#### [TRY IT]
What lines in the following entries hold the word "JSON"? Copy each one.

Figure dataset records:
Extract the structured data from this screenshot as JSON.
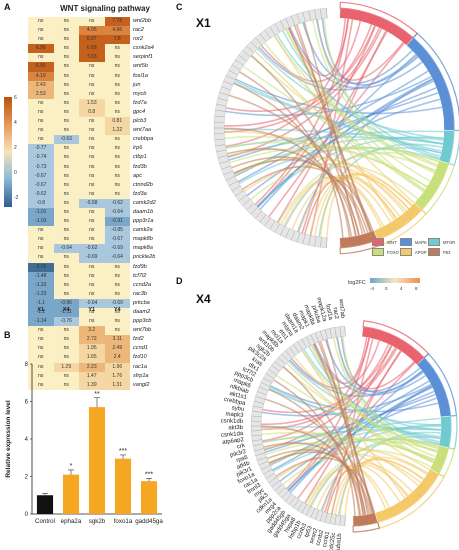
{
  "panels": {
    "a": {
      "letter": "A",
      "title": "WNT signaling pathway"
    },
    "b": {
      "letter": "B"
    },
    "c": {
      "letter": "C",
      "label": "X1"
    },
    "d": {
      "letter": "D",
      "label": "X4"
    }
  },
  "heatmap": {
    "columns": [
      "X1",
      "X4",
      "Y1",
      "Y4"
    ],
    "scale_ticks": [
      "6",
      "4",
      "2",
      "0",
      "-2"
    ],
    "rows": [
      {
        "gene": "wnt2bb",
        "v": [
          "ns",
          "ns",
          "ns",
          "7.78"
        ]
      },
      {
        "gene": "rac2",
        "v": [
          "ns",
          "ns",
          "4.05",
          "4.96"
        ]
      },
      {
        "gene": "ror2",
        "v": [
          "ns",
          "ns",
          "6.97",
          "7.8"
        ]
      },
      {
        "gene": "csnk2a4",
        "v": [
          "6.98",
          "ns",
          "6.68",
          "ns"
        ]
      },
      {
        "gene": "serpinf1",
        "v": [
          "ns",
          "ns",
          "7.03",
          "ns"
        ]
      },
      {
        "gene": "wnt5b",
        "v": [
          "6.90",
          "ns",
          "ns",
          "ns"
        ]
      },
      {
        "gene": "fosl1a",
        "v": [
          "4.19",
          "ns",
          "ns",
          "ns"
        ]
      },
      {
        "gene": "jun",
        "v": [
          "2.43",
          "ns",
          "ns",
          "ns"
        ]
      },
      {
        "gene": "mycb",
        "v": [
          "2.53",
          "ns",
          "ns",
          "ns"
        ]
      },
      {
        "gene": "fzd7a",
        "v": [
          "ns",
          "ns",
          "1.53",
          "ns"
        ]
      },
      {
        "gene": "gpc4",
        "v": [
          "ns",
          "ns",
          "0.8",
          "ns"
        ]
      },
      {
        "gene": "plcb3",
        "v": [
          "ns",
          "ns",
          "ns",
          "0.81"
        ]
      },
      {
        "gene": "wnt7aa",
        "v": [
          "ns",
          "ns",
          "ns",
          "1.22"
        ]
      },
      {
        "gene": "crebbpa",
        "v": [
          "ns",
          "-0.63",
          "ns",
          "ns"
        ]
      },
      {
        "gene": "lrp6",
        "v": [
          "-0.77",
          "ns",
          "ns",
          "ns"
        ]
      },
      {
        "gene": "ctbp1",
        "v": [
          "-0.74",
          "ns",
          "ns",
          "ns"
        ]
      },
      {
        "gene": "fzd3b",
        "v": [
          "-0.73",
          "ns",
          "ns",
          "ns"
        ]
      },
      {
        "gene": "apc",
        "v": [
          "-0.67",
          "ns",
          "ns",
          "ns"
        ]
      },
      {
        "gene": "ctnnd2b",
        "v": [
          "-0.67",
          "ns",
          "ns",
          "ns"
        ]
      },
      {
        "gene": "fzd3a",
        "v": [
          "-0.62",
          "ns",
          "ns",
          "ns"
        ]
      },
      {
        "gene": "camk2d2",
        "v": [
          "-0.8",
          "ns",
          "-0.58",
          "-0.62"
        ]
      },
      {
        "gene": "daam1b",
        "v": [
          "-1.01",
          "ns",
          "ns",
          "-0.64"
        ]
      },
      {
        "gene": "ppp3r1a",
        "v": [
          "-1.03",
          "ns",
          "ns",
          "-0.91"
        ]
      },
      {
        "gene": "camk2a",
        "v": [
          "ns",
          "ns",
          "ns",
          "-0.85"
        ]
      },
      {
        "gene": "mapk8b",
        "v": [
          "ns",
          "ns",
          "ns",
          "-0.67"
        ]
      },
      {
        "gene": "mapk8a",
        "v": [
          "ns",
          "-0.64",
          "-0.62",
          "-0.69"
        ]
      },
      {
        "gene": "prickle2b",
        "v": [
          "ns",
          "ns",
          "-0.69",
          "-0.64"
        ]
      },
      {
        "gene": "fzd9b",
        "v": [
          "-2.06",
          "ns",
          "ns",
          "ns"
        ]
      },
      {
        "gene": "tcf7l2",
        "v": [
          "-1.48",
          "ns",
          "ns",
          "ns"
        ]
      },
      {
        "gene": "ccnd2a",
        "v": [
          "-1.33",
          "ns",
          "ns",
          "ns"
        ]
      },
      {
        "gene": "rac3b",
        "v": [
          "-1.23",
          "ns",
          "ns",
          "ns"
        ]
      },
      {
        "gene": "prkcba",
        "v": [
          "-1.1",
          "-0.96",
          "-0.64",
          "-0.69"
        ]
      },
      {
        "gene": "daam2",
        "v": [
          "-1.2",
          "-1.11",
          "ns",
          "ns"
        ]
      },
      {
        "gene": "ppp3cb",
        "v": [
          "-1.14",
          "-0.76",
          "ns",
          "ns"
        ]
      },
      {
        "gene": "wnt7bb",
        "v": [
          "ns",
          "ns",
          "3.2",
          "ns"
        ]
      },
      {
        "gene": "fzd2",
        "v": [
          "ns",
          "ns",
          "2.72",
          "3.11"
        ]
      },
      {
        "gene": "ccnd1",
        "v": [
          "ns",
          "ns",
          "1.95",
          "2.49"
        ]
      },
      {
        "gene": "fzd10",
        "v": [
          "ns",
          "ns",
          "1.65",
          "2.4"
        ]
      },
      {
        "gene": "rac1a",
        "v": [
          "ns",
          "1.29",
          "2.23",
          "1.96"
        ]
      },
      {
        "gene": "sfrp1a",
        "v": [
          "ns",
          "ns",
          "1.47",
          "1.76"
        ]
      },
      {
        "gene": "vangl2",
        "v": [
          "ns",
          "ns",
          "1.39",
          "1.31"
        ]
      }
    ]
  },
  "chart_data": {
    "type": "bar",
    "categories": [
      "Control",
      "epha2a",
      "sgk2b",
      "foxo1a",
      "gadd45ga"
    ],
    "values": [
      1.0,
      2.1,
      5.7,
      2.95,
      1.75
    ],
    "errors": [
      0.1,
      0.25,
      0.5,
      0.2,
      0.15
    ],
    "significance": [
      "",
      "*",
      "**",
      "***",
      "***"
    ],
    "ylabel": "Relative expression level",
    "ylim": [
      0,
      8
    ],
    "yticks": [
      "0",
      "2",
      "4",
      "6",
      "8"
    ],
    "colors": {
      "control": "#111111",
      "treated": "#f5a623"
    }
  },
  "chord_legend": {
    "items": [
      {
        "label": "WNT",
        "color": "#e8636e"
      },
      {
        "label": "MAPK",
        "color": "#5b8fd6"
      },
      {
        "label": "MTOR",
        "color": "#6fcbcf"
      },
      {
        "label": "FOXO",
        "color": "#c9e07a"
      },
      {
        "label": "APOP",
        "color": "#f4c96a"
      },
      {
        "label": "P53",
        "color": "#c07b5a"
      }
    ],
    "logfc_label": "log2FC",
    "logfc_ticks": [
      "-4",
      "0",
      "4",
      "8"
    ]
  },
  "chord_x4_genes": [
    "fuba1b",
    "cdc25c",
    "ccnb1",
    "ccnb2",
    "sesn2",
    "tp53",
    "ccnb3",
    "hsbp1b",
    "hspa8",
    "gadd45ga",
    "gadd45gb",
    "ppp2ca",
    "mrg4",
    "cdkn1a",
    "plk3",
    "myc",
    "fmnl3",
    "rac1a",
    "foxo1a",
    "pik3r1",
    "atf4b",
    "rps6",
    "pik3r2",
    "crk",
    "atp6ap2",
    "csnk1da",
    "akt3b",
    "csnk1db",
    "mapk3",
    "sybu",
    "crebbpa",
    "akt1s1",
    "nfkbiab",
    "mapk6",
    "ppp3cb",
    "tcf7l2",
    "dtx1",
    "kras",
    "pik3c2a",
    "sgk2b",
    "wnt10b",
    "mapk8b",
    "mcl1a",
    "ets1",
    "mlana",
    "daam1a",
    "daam2",
    "mapk1",
    "mapk8a",
    "prkcba",
    "mapk12a",
    "fosl1a",
    "rac2",
    "wnt7ab"
  ]
}
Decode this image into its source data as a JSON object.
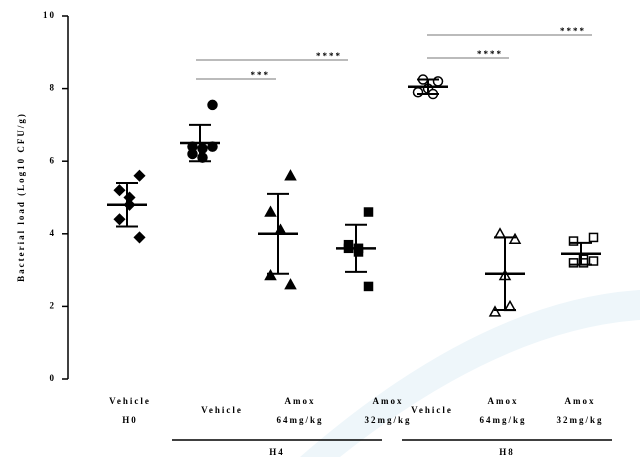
{
  "chart_data": {
    "type": "scatter",
    "y_label": "Bacterial load (Log10 CFU/g)",
    "ylim": [
      0,
      10
    ],
    "yticks": [
      0,
      2,
      4,
      6,
      8,
      10
    ],
    "categories": [
      [
        "Vehicle",
        "H0"
      ],
      [
        "Vehicle"
      ],
      [
        "Amox",
        "64mg/kg"
      ],
      [
        "Amox",
        "32mg/kg"
      ],
      [
        "Vehicle"
      ],
      [
        "Amox",
        "64mg/kg"
      ],
      [
        "Amox",
        "32mg/kg"
      ]
    ],
    "groups": [
      "H4",
      "H8"
    ],
    "series": [
      {
        "marker": "diamond",
        "filled": true,
        "values": [
          5.6,
          5.2,
          5.0,
          4.8,
          4.4,
          3.9
        ],
        "mean": 4.8,
        "sd": 0.6
      },
      {
        "marker": "circle",
        "filled": true,
        "values": [
          7.55,
          6.4,
          6.35,
          6.1,
          6.2,
          6.4
        ],
        "mean": 6.5,
        "sd": 0.5
      },
      {
        "marker": "triangle",
        "filled": true,
        "values": [
          5.6,
          4.6,
          4.1,
          4.1,
          2.85,
          2.6
        ],
        "mean": 4.0,
        "sd": 1.1
      },
      {
        "marker": "square",
        "filled": true,
        "values": [
          4.6,
          3.7,
          3.6,
          3.5,
          3.6,
          2.55
        ],
        "mean": 3.6,
        "sd": 0.65
      },
      {
        "marker": "circle",
        "filled": false,
        "values": [
          8.2,
          8.25,
          8.0,
          7.85,
          7.9
        ],
        "mean": 8.05,
        "sd": 0.2
      },
      {
        "marker": "triangle",
        "filled": false,
        "values": [
          3.85,
          4.0,
          2.85,
          2.0,
          1.85
        ],
        "mean": 2.9,
        "sd": 1.0
      },
      {
        "marker": "square",
        "filled": false,
        "values": [
          3.9,
          3.8,
          3.3,
          3.2,
          3.2,
          3.25
        ],
        "mean": 3.45,
        "sd": 0.3
      }
    ],
    "annotations": [
      "***",
      "****",
      "****",
      "****"
    ],
    "color": "#000000"
  }
}
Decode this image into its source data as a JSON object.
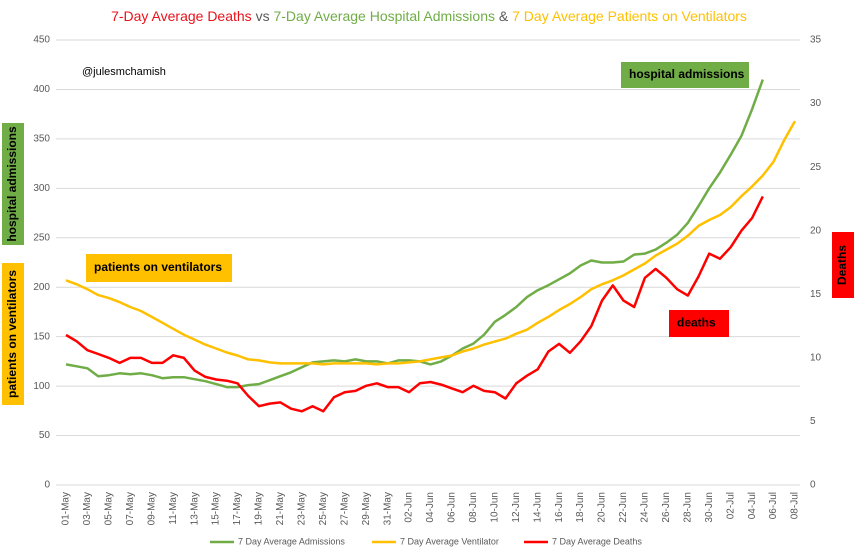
{
  "chart_data": {
    "type": "line",
    "title": [
      {
        "text": "7-Day Average Deaths",
        "color": "#e8121b"
      },
      {
        "text": " vs ",
        "color": "#595959"
      },
      {
        "text": "7-Day Average Hospital Admissions",
        "color": "#70ad47"
      },
      {
        "text": " & ",
        "color": "#595959"
      },
      {
        "text": "7 Day Average Patients on Ventilators",
        "color": "#ffc000"
      }
    ],
    "handle": "@julesmchamish",
    "y_label": {
      "text": "hospital admissions",
      "color": "#70ad47"
    },
    "y_label_2": {
      "text": "patients on ventilators",
      "color": "#ffc000"
    },
    "y2_label": {
      "text": "Deaths",
      "color": "#ff0000"
    },
    "annotations": [
      {
        "text": "hospital admissions",
        "color": "#70ad47"
      },
      {
        "text": "patients on ventilators",
        "color": "#ffc000"
      },
      {
        "text": "deaths",
        "color": "#ff0000"
      }
    ],
    "categories": [
      "01-May",
      null,
      "03-May",
      null,
      "05-May",
      null,
      "07-May",
      null,
      "09-May",
      null,
      "11-May",
      null,
      "13-May",
      null,
      "15-May",
      null,
      "17-May",
      null,
      "19-May",
      null,
      "21-May",
      null,
      "23-May",
      null,
      "25-May",
      null,
      "27-May",
      null,
      "29-May",
      null,
      "31-May",
      null,
      "02-Jun",
      null,
      "04-Jun",
      null,
      "06-Jun",
      null,
      "08-Jun",
      null,
      "10-Jun",
      null,
      "12-Jun",
      null,
      "14-Jun",
      null,
      "16-Jun",
      null,
      "18-Jun",
      null,
      "20-Jun",
      null,
      "22-Jun",
      null,
      "24-Jun",
      null,
      "26-Jun",
      null,
      "28-Jun",
      null,
      "30-Jun",
      null,
      "02-Jul",
      null,
      "04-Jul",
      null,
      "06-Jul",
      null,
      "08-Jul"
    ],
    "series": [
      {
        "name": "7 Day Average Admissions",
        "color": "#70ad47",
        "axis": "y",
        "values": [
          122,
          120,
          118,
          110,
          111,
          113,
          112,
          113,
          111,
          108,
          109,
          109,
          107,
          105,
          102,
          99,
          99,
          101,
          102,
          106,
          110,
          114,
          119,
          124,
          125,
          126,
          125,
          127,
          125,
          125,
          123,
          126,
          126,
          125,
          122,
          125,
          131,
          138,
          143,
          152,
          165,
          172,
          180,
          190,
          197,
          202,
          208,
          214,
          222,
          227,
          225,
          225,
          226,
          233,
          234,
          238,
          245,
          253,
          265,
          282,
          300,
          316,
          334,
          353,
          380,
          410,
          null,
          null,
          null
        ]
      },
      {
        "name": "7 Day Average Ventilator",
        "color": "#ffc000",
        "axis": "y",
        "values": [
          207,
          203,
          198,
          192,
          189,
          185,
          180,
          176,
          170,
          164,
          158,
          152,
          147,
          142,
          138,
          134,
          131,
          127,
          126,
          124,
          123,
          123,
          123,
          123,
          122,
          123,
          123,
          123,
          123,
          122,
          123,
          123,
          124,
          125,
          127,
          129,
          131,
          135,
          138,
          142,
          145,
          148,
          153,
          157,
          164,
          170,
          177,
          183,
          190,
          198,
          203,
          207,
          212,
          218,
          224,
          232,
          238,
          244,
          252,
          262,
          268,
          273,
          281,
          292,
          302,
          313,
          327,
          349,
          368
        ]
      },
      {
        "name": "7 Day Average Deaths",
        "color": "#ff0000",
        "axis": "y2",
        "values": [
          11.8,
          11.3,
          10.6,
          10.3,
          10.0,
          9.6,
          10.0,
          10.0,
          9.6,
          9.6,
          10.2,
          10.0,
          9.0,
          8.5,
          8.3,
          8.2,
          8.0,
          7.0,
          6.2,
          6.4,
          6.5,
          6.0,
          5.8,
          6.2,
          5.8,
          6.9,
          7.3,
          7.4,
          7.8,
          8.0,
          7.7,
          7.7,
          7.3,
          8.0,
          8.1,
          7.9,
          7.6,
          7.3,
          7.8,
          7.4,
          7.3,
          6.8,
          8.0,
          8.6,
          9.1,
          10.5,
          11.1,
          10.4,
          11.3,
          12.5,
          14.5,
          15.7,
          14.5,
          14.0,
          16.3,
          17.0,
          16.3,
          15.4,
          14.9,
          16.4,
          18.2,
          17.8,
          18.7,
          20.0,
          21.0,
          22.7,
          null,
          null,
          null
        ]
      }
    ],
    "ylim": [
      0,
      450
    ],
    "yticks": [
      0,
      50,
      100,
      150,
      200,
      250,
      300,
      350,
      400,
      450
    ],
    "y2lim": [
      0,
      35
    ],
    "y2ticks": [
      0,
      5,
      10,
      15,
      20,
      25,
      30,
      35
    ],
    "grid": true
  }
}
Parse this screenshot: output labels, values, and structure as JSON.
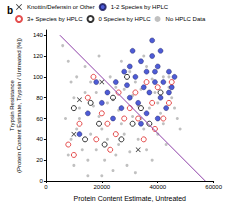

#### [SOLUTION FOR THIS EXERCISE]
Extract the structured data from this screenshot as JSON.
Decode this image into its source data as a JSON object.
Decode this image into its source data as a JSON object.
Parse this screenshot: output labels, values, and structure as JSON.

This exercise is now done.